:: GIVEN EXERCISE ::
Set down each record below precisely, skipping the pictures.

--------------------------------------------------

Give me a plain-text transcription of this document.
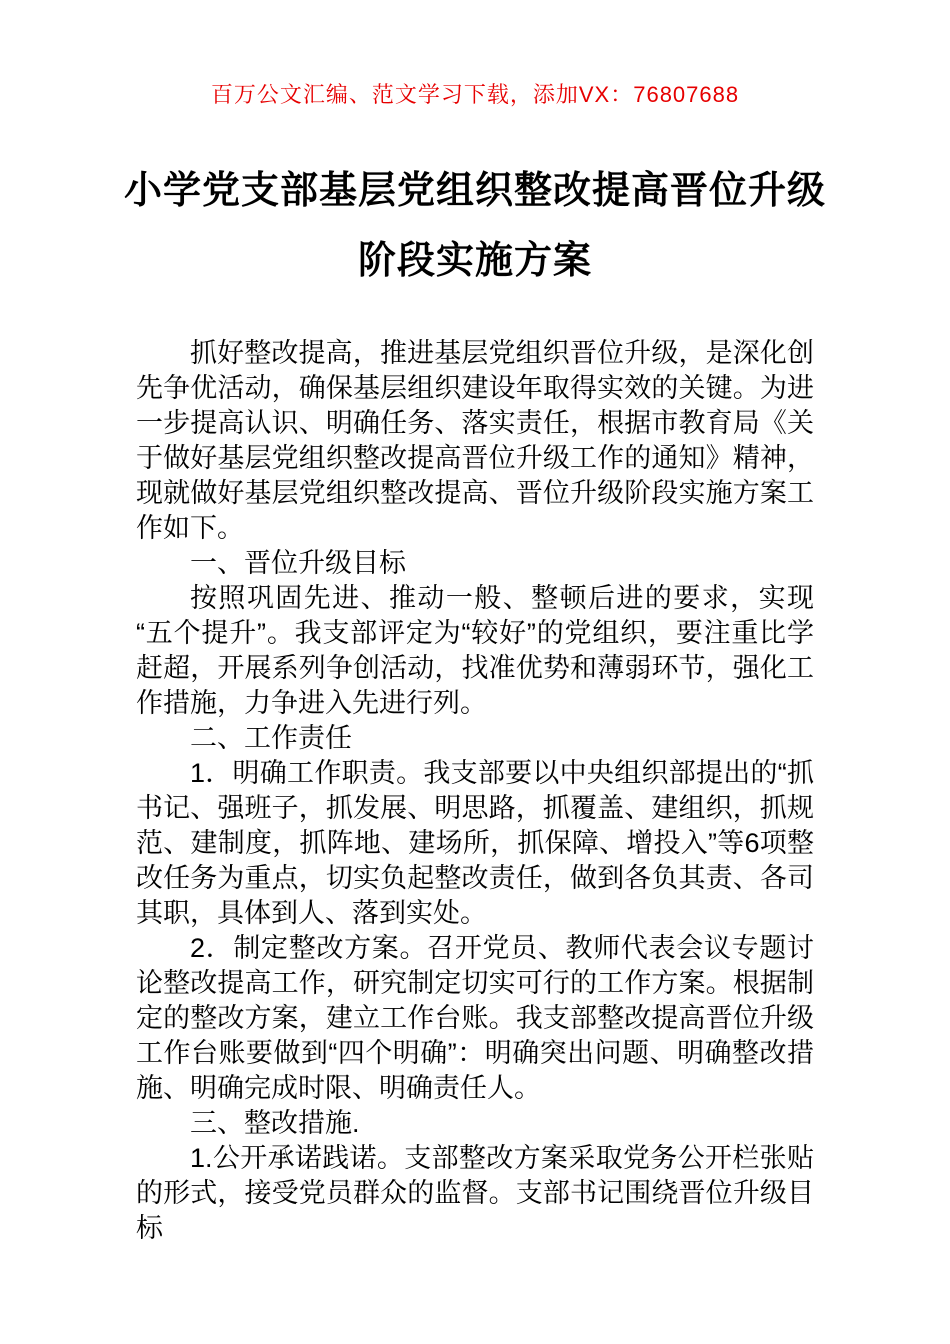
百万公文汇编、范文学习下载，添加VX：76807688
小学党支部基层党组织整改提高晋位升级
阶段实施方案

抓好整改提高，推进基层党组织晋位升级，是深化创先争优活动，确保基层组织建设年取得实效的关键。为进一步提高认识、明确任务、落实责任，根据市教育局《关于做好基层党组织整改提高晋位升级工作的通知》精神，现就做好基层党组织整改提高、晋位升级阶段实施方案工作如下。

一、晋位升级目标

按照巩固先进、推动一般、整顿后进的要求，实现“五个提升”。我支部评定为“较好”的党组织，要注重比学赶超，开展系列争创活动，找准优势和薄弱环节，强化工作措施，力争进入先进行列。

二、工作责任

1．明确工作职责。我支部要以中央组织部提出的“抓书记、强班子，抓发展、明思路，抓覆盖、建组织，抓规范、建制度，抓阵地、建场所，抓保障、增投入”等6项整改任务为重点，切实负起整改责任，做到各负其责、各司其职，具体到人、落到实处。

2．制定整改方案。召开党员、教师代表会议专题讨论整改提高工作，研究制定切实可行的工作方案。根据制定的整改方案，建立工作台账。我支部整改提高晋位升级工作台账要做到“四个明确”：明确突出问题、明确整改措施、明确完成时限、明确责任人。

三、整改措施.

1.公开承诺践诺。支部整改方案采取党务公开栏张贴的形式，接受党员群众的监督。支部书记围绕晋位升级目标
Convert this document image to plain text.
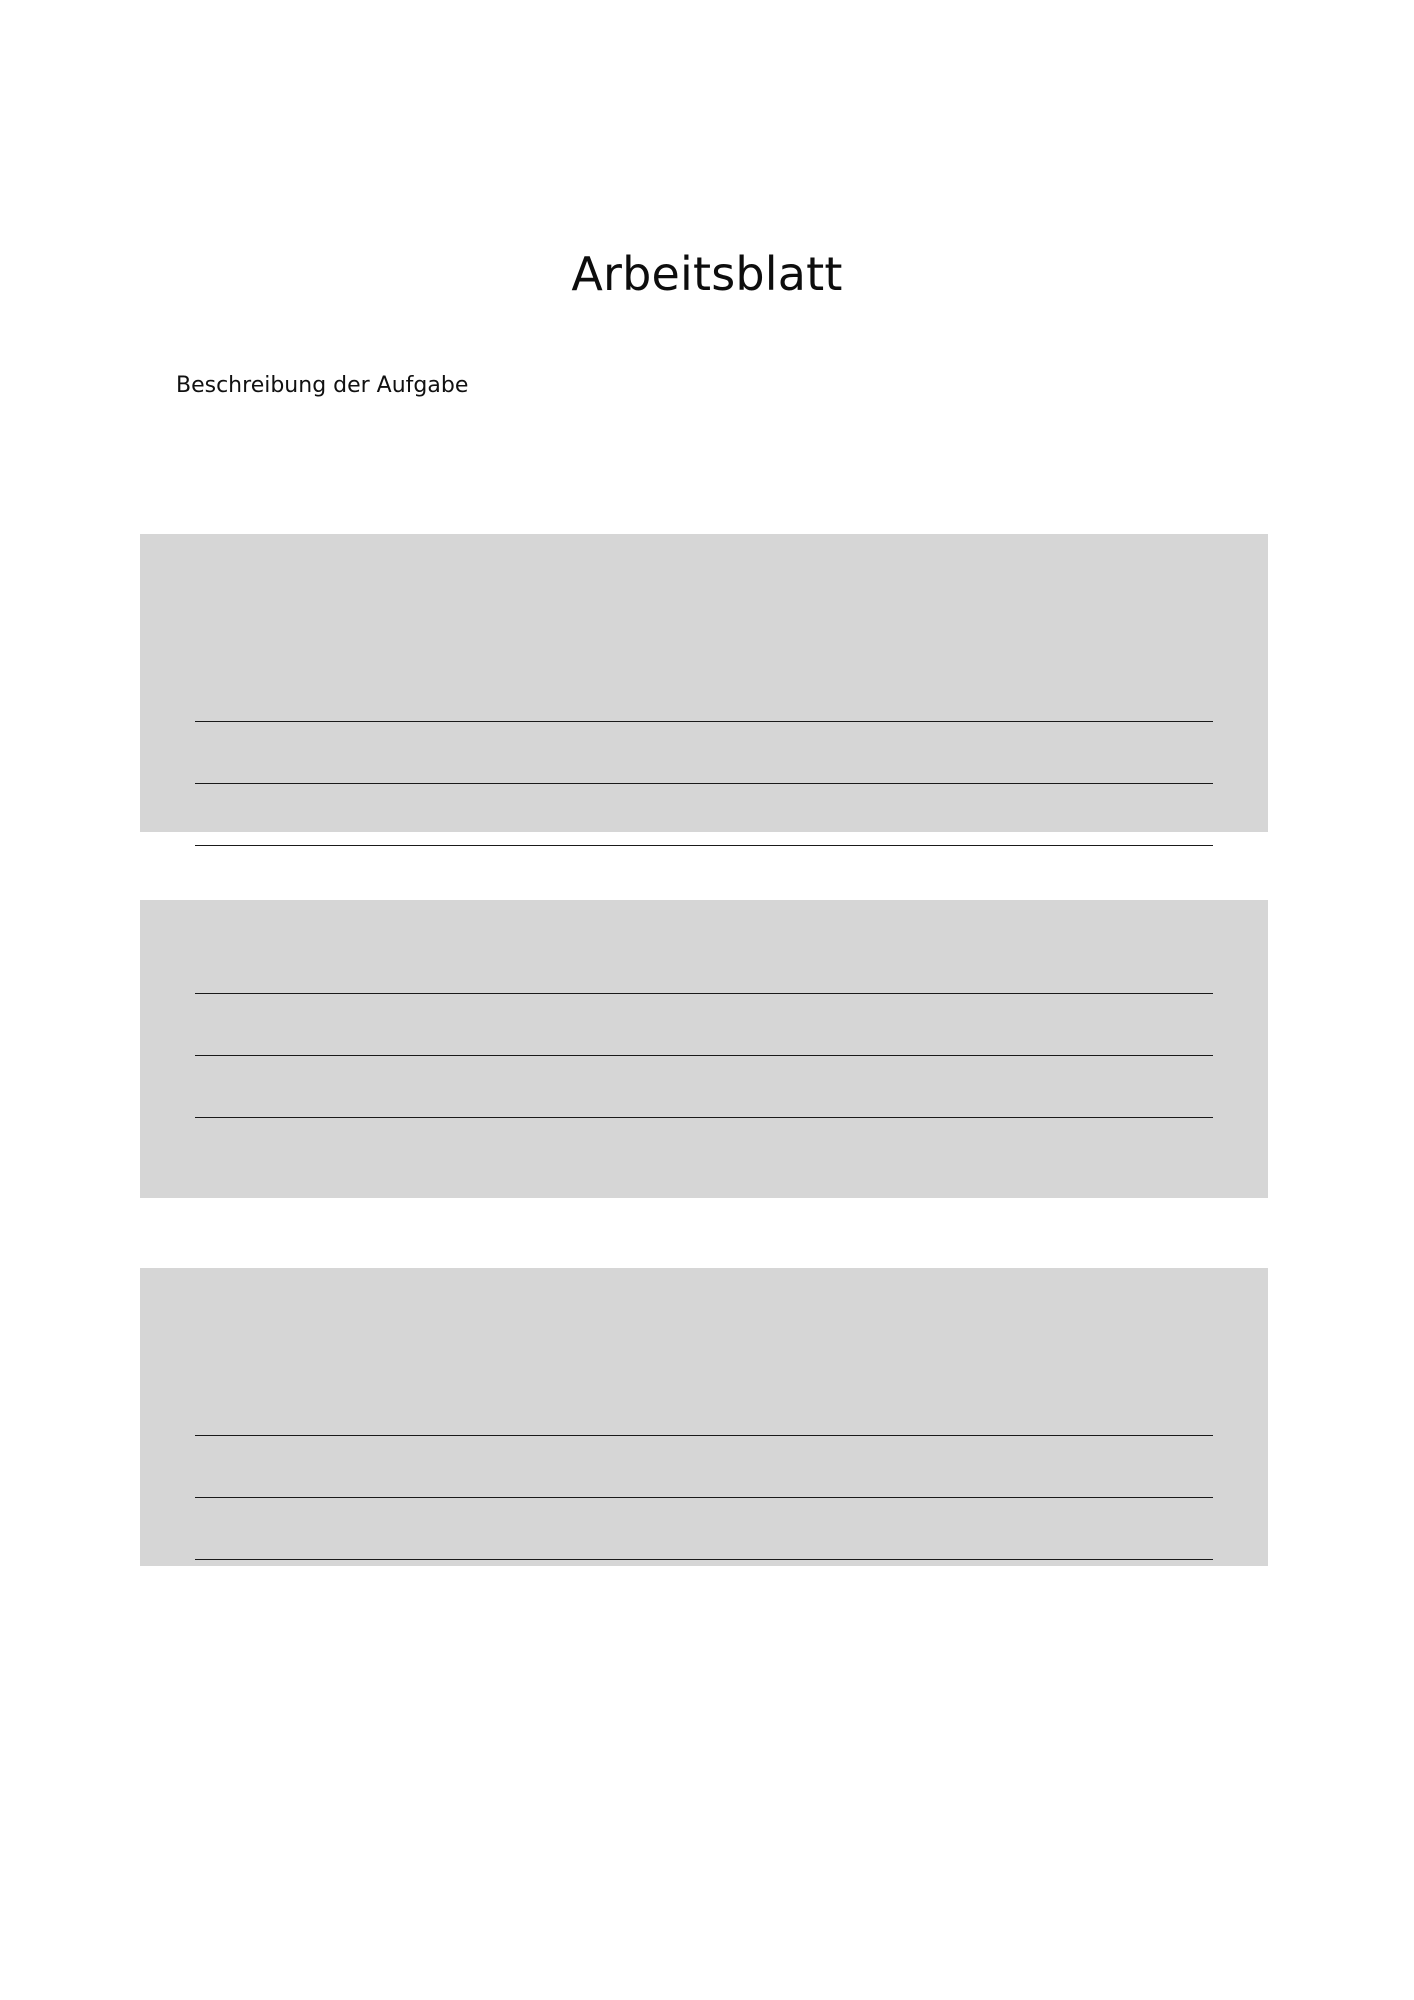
Arbeitsblatt
Beschreibung der Aufgabe
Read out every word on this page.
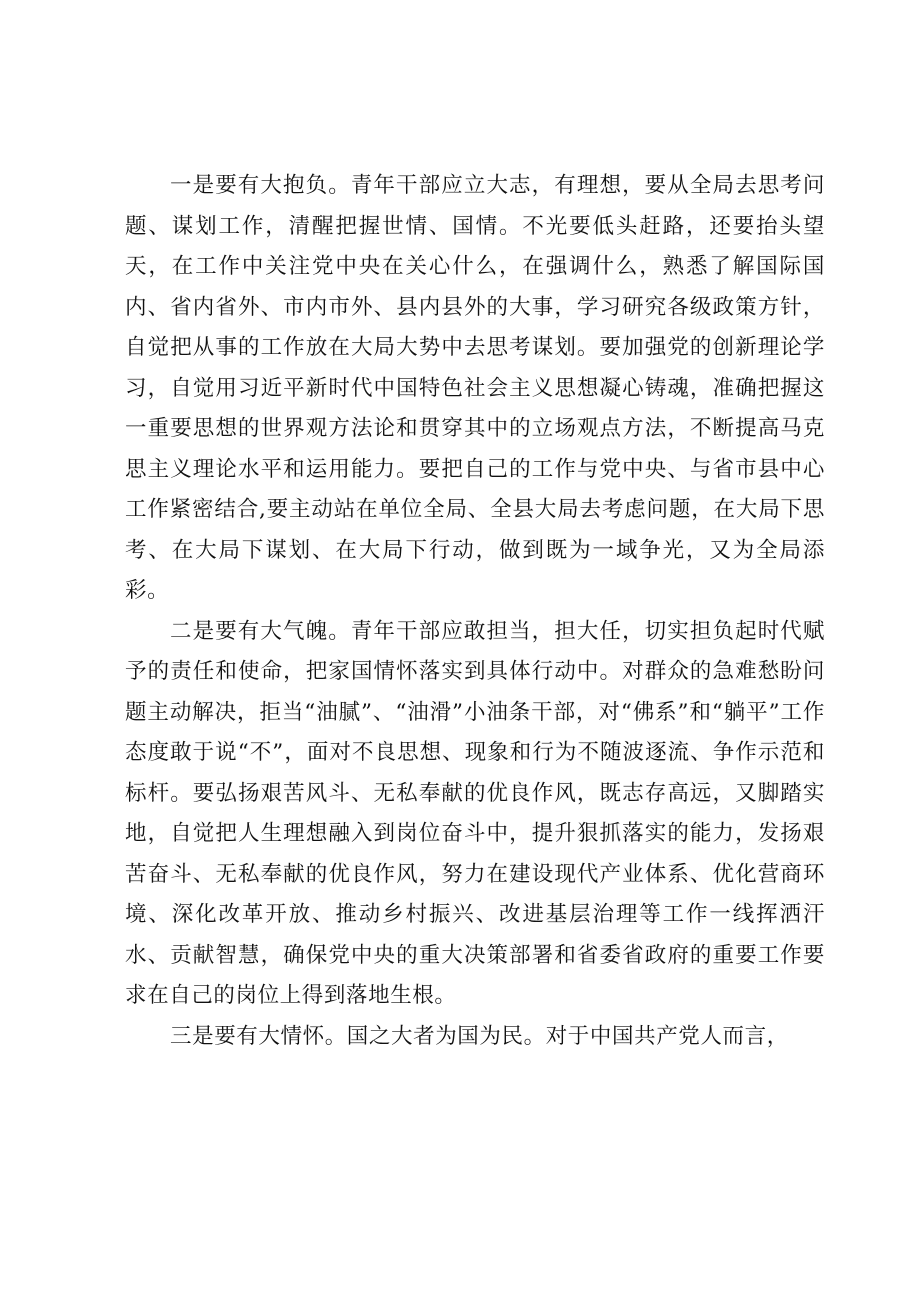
一是要有大抱负。青年干部应立大志，有理想，要从全局去思考问题、谋划工作，清醒把握世情、国情。不光要低头赶路，还要抬头望天，在工作中关注党中央在关心什么，在强调什么，熟悉了解国际国内、省内省外、市内市外、县内县外的大事，学习研究各级政策方针，自觉把从事的工作放在大局大势中去思考谋划。要加强党的创新理论学习，自觉用习近平新时代中国特色社会主义思想凝心铸魂，准确把握这一重要思想的世界观方法论和贯穿其中的立场观点方法，不断提高马克思主义理论水平和运用能力。要把自己的工作与党中央、与省市县中心工作紧密结合,要主动站在单位全局、全县大局去考虑问题，在大局下思考、在大局下谋划、在大局下行动，做到既为一域争光，又为全局添彩。

二是要有大气魄。青年干部应敢担当，担大任，切实担负起时代赋予的责任和使命，把家国情怀落实到具体行动中。对群众的急难愁盼问题主动解决，拒当“油腻”、“油滑”小油条干部，对“佛系”和“躺平”工作态度敢于说“不”，面对不良思想、现象和行为不随波逐流、争作示范和标杆。要弘扬艰苦风斗、无私奉献的优良作风，既志存高远，又脚踏实地，自觉把人生理想融入到岗位奋斗中，提升狠抓落实的能力，发扬艰苦奋斗、无私奉献的优良作风，努力在建设现代产业体系、优化营商环境、深化改革开放、推动乡村振兴、改进基层治理等工作一线挥洒汗水、贡献智慧，确保党中央的重大决策部署和省委省政府的重要工作要求在自己的岗位上得到落地生根。

三是要有大情怀。国之大者为国为民。对于中国共产党人而言，
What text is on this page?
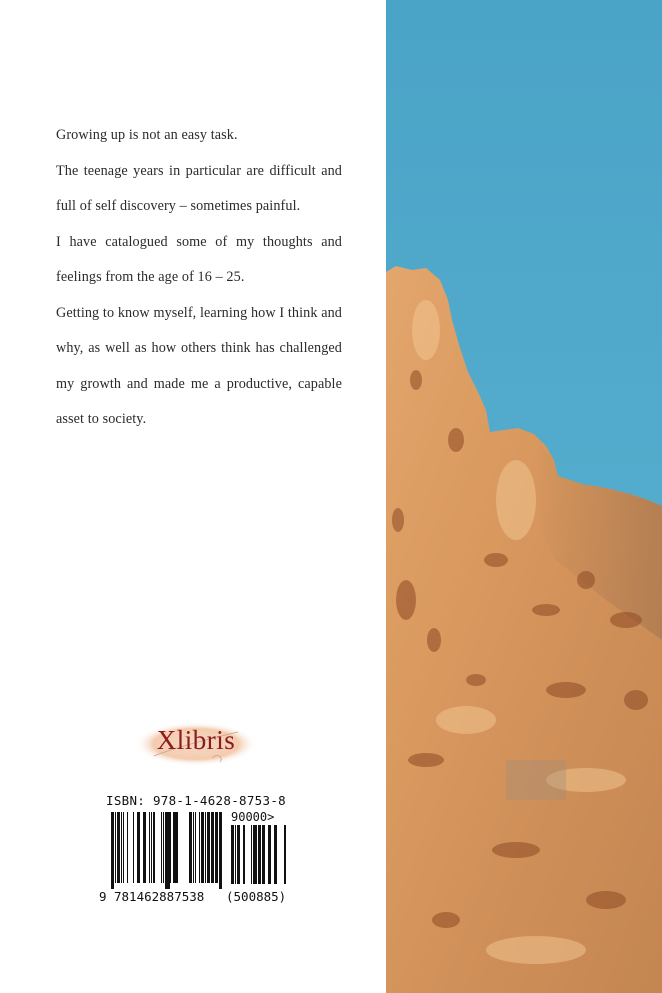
Growing up is not an easy task.

The teenage years in particular are difficult and full of self discovery – sometimes painful.

I have catalogued some of my thoughts and feelings from the age of 16 – 25.

Getting to know myself, learning how I think and why, as well as how others think has challenged my growth and made me a productive, capable asset to society.

Xlibris
ISBN: 978-1-4628-8753-8
90000>
9 781462887538 (500885)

--------------------------------------------------

:: SOLUTION FOR THIS EXERCISE ::
Give me a plain-text transcription of this document.
百万公文汇编、范文学习下载，添加VX：76807688
小学党支部基层党组织整改提高晋位升级
阶段实施方案

抓好整改提高，推进基层党组织晋位升级，是深化创先争优活动，确保基层组织建设年取得实效的关键。为进一步提高认识、明确任务、落实责任，根据市教育局《关于做好基层党组织整改提高晋位升级工作的通知》精神，现就做好基层党组织整改提高、晋位升级阶段实施方案工作如下。

一、晋位升级目标

按照巩固先进、推动一般、整顿后进的要求，实现“五个提升”。我支部评定为“较好”的党组织，要注重比学赶超，开展系列争创活动，找准优势和薄弱环节，强化工作措施，力争进入先进行列。

二、工作责任

1．明确工作职责。我支部要以中央组织部提出的“抓书记、强班子，抓发展、明思路，抓覆盖、建组织，抓规范、建制度，抓阵地、建场所，抓保障、增投入”等6项整改任务为重点，切实负起整改责任，做到各负其责、各司其职，具体到人、落到实处。

2．制定整改方案。召开党员、教师代表会议专题讨论整改提高工作，研究制定切实可行的工作方案。根据制定的整改方案，建立工作台账。我支部整改提高晋位升级工作台账要做到“四个明确”：明确突出问题、明确整改措施、明确完成时限、明确责任人。

三、整改措施.

1.公开承诺践诺。支部整改方案采取党务公开栏张贴的形式，接受党员群众的监督。支部书记围绕晋位升级目标
Convert this document image to plain text.
Arbeitsblatt
Beschreibung der Aufgabe
Read out every word on this page.
一是要有大抱负。青年干部应立大志，有理想，要从全局去思考问题、谋划工作，清醒把握世情、国情。不光要低头赶路，还要抬头望天，在工作中关注党中央在关心什么，在强调什么，熟悉了解国际国内、省内省外、市内市外、县内县外的大事，学习研究各级政策方针，自觉把从事的工作放在大局大势中去思考谋划。要加强党的创新理论学习，自觉用习近平新时代中国特色社会主义思想凝心铸魂，准确把握这一重要思想的世界观方法论和贯穿其中的立场观点方法，不断提高马克思主义理论水平和运用能力。要把自己的工作与党中央、与省市县中心工作紧密结合,要主动站在单位全局、全县大局去考虑问题，在大局下思考、在大局下谋划、在大局下行动，做到既为一域争光，又为全局添彩。

二是要有大气魄。青年干部应敢担当，担大任，切实担负起时代赋予的责任和使命，把家国情怀落实到具体行动中。对群众的急难愁盼问题主动解决，拒当“油腻”、“油滑”小油条干部，对“佛系”和“躺平”工作态度敢于说“不”，面对不良思想、现象和行为不随波逐流、争作示范和标杆。要弘扬艰苦风斗、无私奉献的优良作风，既志存高远，又脚踏实地，自觉把人生理想融入到岗位奋斗中，提升狠抓落实的能力，发扬艰苦奋斗、无私奉献的优良作风，努力在建设现代产业体系、优化营商环境、深化改革开放、推动乡村振兴、改进基层治理等工作一线挥洒汗水、贡献智慧，确保党中央的重大决策部署和省委省政府的重要工作要求在自己的岗位上得到落地生根。

三是要有大情怀。国之大者为国为民。对于中国共产党人而言，
What text is on this page?
Growing up is not an easy task.

The teenage years in particular are difficult and full of self discovery – sometimes painful.

I have catalogued some of my thoughts and feelings from the age of 16 – 25.

Getting to know myself, learning how I think and why, as well as how others think has challenged my growth and made me a productive, capable asset to society.

Xlibris
ISBN: 978-1-4628-8753-8
90000>
9 781462887538 (500885)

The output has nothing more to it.